Each entry below should be reproduced character for character.

————

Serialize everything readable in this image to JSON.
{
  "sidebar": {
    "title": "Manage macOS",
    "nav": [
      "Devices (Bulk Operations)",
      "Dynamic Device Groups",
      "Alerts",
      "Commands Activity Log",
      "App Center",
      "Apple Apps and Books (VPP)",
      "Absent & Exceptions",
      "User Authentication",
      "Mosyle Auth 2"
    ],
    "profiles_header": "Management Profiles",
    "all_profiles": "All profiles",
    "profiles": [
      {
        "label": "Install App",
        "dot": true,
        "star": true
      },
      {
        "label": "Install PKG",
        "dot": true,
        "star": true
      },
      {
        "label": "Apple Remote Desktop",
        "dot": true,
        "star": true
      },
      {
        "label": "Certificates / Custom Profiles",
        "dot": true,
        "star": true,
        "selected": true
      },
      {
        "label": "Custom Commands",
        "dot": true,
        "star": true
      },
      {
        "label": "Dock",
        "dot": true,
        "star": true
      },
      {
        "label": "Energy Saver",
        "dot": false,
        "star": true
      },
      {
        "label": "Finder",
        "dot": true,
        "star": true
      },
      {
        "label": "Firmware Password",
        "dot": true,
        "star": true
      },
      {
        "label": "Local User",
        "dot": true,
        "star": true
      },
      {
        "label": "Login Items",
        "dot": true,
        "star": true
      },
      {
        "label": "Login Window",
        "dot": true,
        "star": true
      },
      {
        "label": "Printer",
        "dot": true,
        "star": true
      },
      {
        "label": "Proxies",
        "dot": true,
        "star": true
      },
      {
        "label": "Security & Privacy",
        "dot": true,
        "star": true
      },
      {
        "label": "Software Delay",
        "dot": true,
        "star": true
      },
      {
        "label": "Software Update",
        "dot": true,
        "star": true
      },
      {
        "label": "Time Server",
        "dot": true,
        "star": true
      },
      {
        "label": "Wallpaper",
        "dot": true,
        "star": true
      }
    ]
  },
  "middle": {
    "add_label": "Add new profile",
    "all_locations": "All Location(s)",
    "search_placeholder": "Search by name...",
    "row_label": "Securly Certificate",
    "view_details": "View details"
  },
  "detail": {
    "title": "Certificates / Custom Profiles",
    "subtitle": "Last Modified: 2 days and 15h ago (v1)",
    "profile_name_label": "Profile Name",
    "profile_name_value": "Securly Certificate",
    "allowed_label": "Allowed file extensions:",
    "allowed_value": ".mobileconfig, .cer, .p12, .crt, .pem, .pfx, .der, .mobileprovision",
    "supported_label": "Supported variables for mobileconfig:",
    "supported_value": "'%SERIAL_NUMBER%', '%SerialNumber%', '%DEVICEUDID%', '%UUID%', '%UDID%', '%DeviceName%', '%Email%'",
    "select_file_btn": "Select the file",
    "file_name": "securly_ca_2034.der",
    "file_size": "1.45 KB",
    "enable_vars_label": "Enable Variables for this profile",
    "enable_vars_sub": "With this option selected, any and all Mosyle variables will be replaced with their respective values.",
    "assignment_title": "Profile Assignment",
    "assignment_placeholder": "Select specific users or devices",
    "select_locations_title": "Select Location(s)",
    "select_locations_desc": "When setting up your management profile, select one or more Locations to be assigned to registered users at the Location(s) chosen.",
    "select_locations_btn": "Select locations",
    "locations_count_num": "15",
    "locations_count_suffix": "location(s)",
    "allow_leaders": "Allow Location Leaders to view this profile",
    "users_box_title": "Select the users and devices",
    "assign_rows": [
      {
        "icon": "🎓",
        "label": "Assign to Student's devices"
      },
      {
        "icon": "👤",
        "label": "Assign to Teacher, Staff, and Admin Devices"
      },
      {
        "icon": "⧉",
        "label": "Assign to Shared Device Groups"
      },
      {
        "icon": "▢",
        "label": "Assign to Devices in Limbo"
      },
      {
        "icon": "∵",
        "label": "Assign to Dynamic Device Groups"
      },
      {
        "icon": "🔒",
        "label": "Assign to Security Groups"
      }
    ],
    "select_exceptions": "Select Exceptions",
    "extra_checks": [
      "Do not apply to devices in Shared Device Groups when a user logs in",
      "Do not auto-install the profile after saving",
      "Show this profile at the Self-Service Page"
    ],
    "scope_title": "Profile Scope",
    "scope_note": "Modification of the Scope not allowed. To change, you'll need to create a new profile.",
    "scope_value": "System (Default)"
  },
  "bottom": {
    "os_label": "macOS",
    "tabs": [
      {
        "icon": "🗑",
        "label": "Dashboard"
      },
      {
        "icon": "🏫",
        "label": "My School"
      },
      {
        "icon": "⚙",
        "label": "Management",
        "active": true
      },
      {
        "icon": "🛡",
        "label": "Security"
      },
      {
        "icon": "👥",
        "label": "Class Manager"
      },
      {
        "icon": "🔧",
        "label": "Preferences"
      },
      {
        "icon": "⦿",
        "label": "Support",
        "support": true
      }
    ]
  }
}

————

FINAL RESULT:
Serialize everything readable in this image to JSON.
{
  "sidebar": {
    "title": "Manage macOS",
    "nav": [
      "Devices (Bulk Operations)",
      "Dynamic Device Groups",
      "Alerts",
      "Commands Activity Log",
      "App Center",
      "Apple Apps and Books (VPP)",
      "Absent & Exceptions",
      "User Authentication",
      "Mosyle Auth 2"
    ],
    "profiles_header": "Management Profiles",
    "all_profiles": "All profiles",
    "profiles": [
      {
        "label": "Install App",
        "dot": true,
        "star": true
      },
      {
        "label": "Install PKG",
        "dot": true,
        "star": true
      },
      {
        "label": "Apple Remote Desktop",
        "dot": true,
        "star": true
      },
      {
        "label": "Certificates / Custom Profiles",
        "dot": true,
        "star": true,
        "selected": true
      },
      {
        "label": "Custom Commands",
        "dot": true,
        "star": true
      },
      {
        "label": "Dock",
        "dot": true,
        "star": true
      },
      {
        "label": "Energy Saver",
        "dot": false,
        "star": true
      },
      {
        "label": "Finder",
        "dot": true,
        "star": true
      },
      {
        "label": "Firmware Password",
        "dot": true,
        "star": true
      },
      {
        "label": "Local User",
        "dot": true,
        "star": true
      },
      {
        "label": "Login Items",
        "dot": true,
        "star": true
      },
      {
        "label": "Login Window",
        "dot": true,
        "star": true
      },
      {
        "label": "Printer",
        "dot": true,
        "star": true
      },
      {
        "label": "Proxies",
        "dot": true,
        "star": true
      },
      {
        "label": "Security & Privacy",
        "dot": true,
        "star": true
      },
      {
        "label": "Software Delay",
        "dot": true,
        "star": true
      },
      {
        "label": "Software Update",
        "dot": true,
        "star": true
      },
      {
        "label": "Time Server",
        "dot": true,
        "star": true
      },
      {
        "label": "Wallpaper",
        "dot": true,
        "star": true
      }
    ]
  },
  "middle": {
    "add_label": "Add new profile",
    "all_locations": "All Location(s)",
    "search_placeholder": "Search by name...",
    "row_label": "Securly Certificate",
    "view_details": "View details"
  },
  "detail": {
    "title": "Certificates / Custom Profiles",
    "subtitle": "Last Modified: 2 days and 15h ago (v1)",
    "profile_name_label": "Profile Name",
    "profile_name_value": "Securly Certificate",
    "allowed_label": "Allowed file extensions:",
    "allowed_value": ".mobileconfig, .cer, .p12, .crt, .pem, .pfx, .der, .mobileprovision",
    "supported_label": "Supported variables for mobileconfig:",
    "supported_value": "'%SERIAL_NUMBER%', '%SerialNumber%', '%DEVICEUDID%', '%UUID%', '%UDID%', '%DeviceName%', '%Email%'",
    "select_file_btn": "Select the file",
    "file_name": "securly_ca_2034.der",
    "file_size": "1.45 KB",
    "enable_vars_label": "Enable Variables for this profile",
    "enable_vars_sub": "With this option selected, any and all Mosyle variables will be replaced with their respective values.",
    "assignment_title": "Profile Assignment",
    "assignment_placeholder": "Select specific users or devices",
    "select_locations_title": "Select Location(s)",
    "select_locations_desc": "When setting up your management profile, select one or more Locations to be assigned to registered users at the Location(s) chosen.",
    "select_locations_btn": "Select locations",
    "locations_count_num": "15",
    "locations_count_suffix": "location(s)",
    "allow_leaders": "Allow Location Leaders to view this profile",
    "users_box_title": "Select the users and devices",
    "assign_rows": [
      {
        "icon": "🎓",
        "label": "Assign to Student's devices"
      },
      {
        "icon": "👤",
        "label": "Assign to Teacher, Staff, and Admin Devices"
      },
      {
        "icon": "⧉",
        "label": "Assign to Shared Device Groups"
      },
      {
        "icon": "▢",
        "label": "Assign to Devices in Limbo"
      },
      {
        "icon": "∵",
        "label": "Assign to Dynamic Device Groups"
      },
      {
        "icon": "🔒",
        "label": "Assign to Security Groups"
      }
    ],
    "select_exceptions": "Select Exceptions",
    "extra_checks": [
      "Do not apply to devices in Shared Device Groups when a user logs in",
      "Do not auto-install the profile after saving",
      "Show this profile at the Self-Service Page"
    ],
    "scope_title": "Profile Scope",
    "scope_note": "Modification of the Scope not allowed. To change, you'll need to create a new profile.",
    "scope_value": "System (Default)"
  },
  "bottom": {
    "os_label": "macOS",
    "tabs": [
      {
        "icon": "🗑",
        "label": "Dashboard"
      },
      {
        "icon": "🏫",
        "label": "My School"
      },
      {
        "icon": "⚙",
        "label": "Management",
        "active": true
      },
      {
        "icon": "🛡",
        "label": "Security"
      },
      {
        "icon": "👥",
        "label": "Class Manager"
      },
      {
        "icon": "🔧",
        "label": "Preferences"
      },
      {
        "icon": "⦿",
        "label": "Support",
        "support": true
      }
    ]
  }
}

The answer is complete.